— start of EXERCISE INPUTS —
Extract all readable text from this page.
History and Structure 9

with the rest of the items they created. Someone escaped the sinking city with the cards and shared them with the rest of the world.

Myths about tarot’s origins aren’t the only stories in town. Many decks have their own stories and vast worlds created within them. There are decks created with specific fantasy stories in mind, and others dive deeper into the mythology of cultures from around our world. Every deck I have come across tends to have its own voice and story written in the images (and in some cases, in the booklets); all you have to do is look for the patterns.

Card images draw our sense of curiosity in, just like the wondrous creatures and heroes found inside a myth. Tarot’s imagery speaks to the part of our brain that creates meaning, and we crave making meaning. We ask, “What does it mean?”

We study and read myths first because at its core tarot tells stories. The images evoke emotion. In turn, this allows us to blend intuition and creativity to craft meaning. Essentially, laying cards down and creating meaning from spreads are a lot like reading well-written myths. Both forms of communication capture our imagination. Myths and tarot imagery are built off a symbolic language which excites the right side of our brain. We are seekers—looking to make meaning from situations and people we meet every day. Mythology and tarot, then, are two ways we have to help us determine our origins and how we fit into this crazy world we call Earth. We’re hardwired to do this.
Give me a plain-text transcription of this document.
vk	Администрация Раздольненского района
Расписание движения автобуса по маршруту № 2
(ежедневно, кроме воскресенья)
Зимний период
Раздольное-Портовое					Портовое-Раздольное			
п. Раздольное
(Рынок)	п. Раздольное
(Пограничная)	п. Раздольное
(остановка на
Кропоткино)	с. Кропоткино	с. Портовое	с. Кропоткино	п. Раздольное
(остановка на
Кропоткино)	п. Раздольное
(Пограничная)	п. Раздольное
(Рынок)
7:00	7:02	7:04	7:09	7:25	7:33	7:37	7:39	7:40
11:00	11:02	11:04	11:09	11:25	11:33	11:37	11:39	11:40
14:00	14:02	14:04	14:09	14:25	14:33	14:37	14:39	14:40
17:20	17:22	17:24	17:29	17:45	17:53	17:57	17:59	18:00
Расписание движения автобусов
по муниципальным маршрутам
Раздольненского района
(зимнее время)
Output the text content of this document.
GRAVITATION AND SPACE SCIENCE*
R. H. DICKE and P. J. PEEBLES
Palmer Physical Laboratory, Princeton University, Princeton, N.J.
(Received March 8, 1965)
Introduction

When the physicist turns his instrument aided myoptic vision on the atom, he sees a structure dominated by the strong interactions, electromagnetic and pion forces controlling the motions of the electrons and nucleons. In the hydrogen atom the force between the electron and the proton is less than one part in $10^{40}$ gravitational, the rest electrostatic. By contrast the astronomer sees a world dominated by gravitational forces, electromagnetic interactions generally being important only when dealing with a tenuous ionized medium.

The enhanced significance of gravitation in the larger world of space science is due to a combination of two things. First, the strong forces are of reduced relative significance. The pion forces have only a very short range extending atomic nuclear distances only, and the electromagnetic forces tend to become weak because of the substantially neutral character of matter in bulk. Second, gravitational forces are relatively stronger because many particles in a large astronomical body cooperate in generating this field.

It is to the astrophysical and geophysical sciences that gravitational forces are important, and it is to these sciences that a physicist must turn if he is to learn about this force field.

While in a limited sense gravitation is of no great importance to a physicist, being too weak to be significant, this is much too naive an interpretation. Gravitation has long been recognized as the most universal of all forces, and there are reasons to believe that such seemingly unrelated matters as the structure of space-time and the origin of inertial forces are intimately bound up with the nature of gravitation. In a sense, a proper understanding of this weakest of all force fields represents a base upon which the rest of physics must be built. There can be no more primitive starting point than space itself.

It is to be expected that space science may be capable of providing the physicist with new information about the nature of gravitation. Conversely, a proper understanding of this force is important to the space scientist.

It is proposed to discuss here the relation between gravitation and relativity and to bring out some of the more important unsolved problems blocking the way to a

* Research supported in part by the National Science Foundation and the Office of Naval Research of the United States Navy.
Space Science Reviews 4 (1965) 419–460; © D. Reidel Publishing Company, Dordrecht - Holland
— end of EXERCISE INPUTS —
Print out the whole listing exactly as it appears.

## THE REPLY
Extract all readable text from this page.
History and Structure 9

with the rest of the items they created. Someone escaped the sinking city with the cards and shared them with the rest of the world.

Myths about tarot’s origins aren’t the only stories in town. Many decks have their own stories and vast worlds created within them. There are decks created with specific fantasy stories in mind, and others dive deeper into the mythology of cultures from around our world. Every deck I have come across tends to have its own voice and story written in the images (and in some cases, in the booklets); all you have to do is look for the patterns.

Card images draw our sense of curiosity in, just like the wondrous creatures and heroes found inside a myth. Tarot’s imagery speaks to the part of our brain that creates meaning, and we crave making meaning. We ask, “What does it mean?”

We study and read myths first because at its core tarot tells stories. The images evoke emotion. In turn, this allows us to blend intuition and creativity to craft meaning. Essentially, laying cards down and creating meaning from spreads are a lot like reading well-written myths. Both forms of communication capture our imagination. Myths and tarot imagery are built off a symbolic language which excites the right side of our brain. We are seekers—looking to make meaning from situations and people we meet every day. Mythology and tarot, then, are two ways we have to help us determine our origins and how we fit into this crazy world we call Earth. We’re hardwired to do this.
Give me a plain-text transcription of this document.
vk	Администрация Раздольненского района
Расписание движения автобуса по маршруту № 2
(ежедневно, кроме воскресенья)
Зимний период
Раздольное-Портовое					Портовое-Раздольное			
п. Раздольное
(Рынок)	п. Раздольное
(Пограничная)	п. Раздольное
(остановка на
Кропоткино)	с. Кропоткино	с. Портовое	с. Кропоткино	п. Раздольное
(остановка на
Кропоткино)	п. Раздольное
(Пограничная)	п. Раздольное
(Рынок)
7:00	7:02	7:04	7:09	7:25	7:33	7:37	7:39	7:40
11:00	11:02	11:04	11:09	11:25	11:33	11:37	11:39	11:40
14:00	14:02	14:04	14:09	14:25	14:33	14:37	14:39	14:40
17:20	17:22	17:24	17:29	17:45	17:53	17:57	17:59	18:00
Расписание движения автобусов
по муниципальным маршрутам
Раздольненского района
(зимнее время)
Output the text content of this document.
GRAVITATION AND SPACE SCIENCE*
R. H. DICKE and P. J. PEEBLES
Palmer Physical Laboratory, Princeton University, Princeton, N.J.
(Received March 8, 1965)
Introduction

When the physicist turns his instrument aided myoptic vision on the atom, he sees a structure dominated by the strong interactions, electromagnetic and pion forces controlling the motions of the electrons and nucleons. In the hydrogen atom the force between the electron and the proton is less than one part in $10^{40}$ gravitational, the rest electrostatic. By contrast the astronomer sees a world dominated by gravitational forces, electromagnetic interactions generally being important only when dealing with a tenuous ionized medium.

The enhanced significance of gravitation in the larger world of space science is due to a combination of two things. First, the strong forces are of reduced relative significance. The pion forces have only a very short range extending atomic nuclear distances only, and the electromagnetic forces tend to become weak because of the substantially neutral character of matter in bulk. Second, gravitational forces are relatively stronger because many particles in a large astronomical body cooperate in generating this field.

It is to the astrophysical and geophysical sciences that gravitational forces are important, and it is to these sciences that a physicist must turn if he is to learn about this force field.

While in a limited sense gravitation is of no great importance to a physicist, being too weak to be significant, this is much too naive an interpretation. Gravitation has long been recognized as the most universal of all forces, and there are reasons to believe that such seemingly unrelated matters as the structure of space-time and the origin of inertial forces are intimately bound up with the nature of gravitation. In a sense, a proper understanding of this weakest of all force fields represents a base upon which the rest of physics must be built. There can be no more primitive starting point than space itself.

It is to be expected that space science may be capable of providing the physicist with new information about the nature of gravitation. Conversely, a proper understanding of this force is important to the space scientist.

It is proposed to discuss here the relation between gravitation and relativity and to bring out some of the more important unsolved problems blocking the way to a

* Research supported in part by the National Science Foundation and the Office of Naval Research of the United States Navy.
Space Science Reviews 4 (1965) 419–460; © D. Reidel Publishing Company, Dordrecht - Holland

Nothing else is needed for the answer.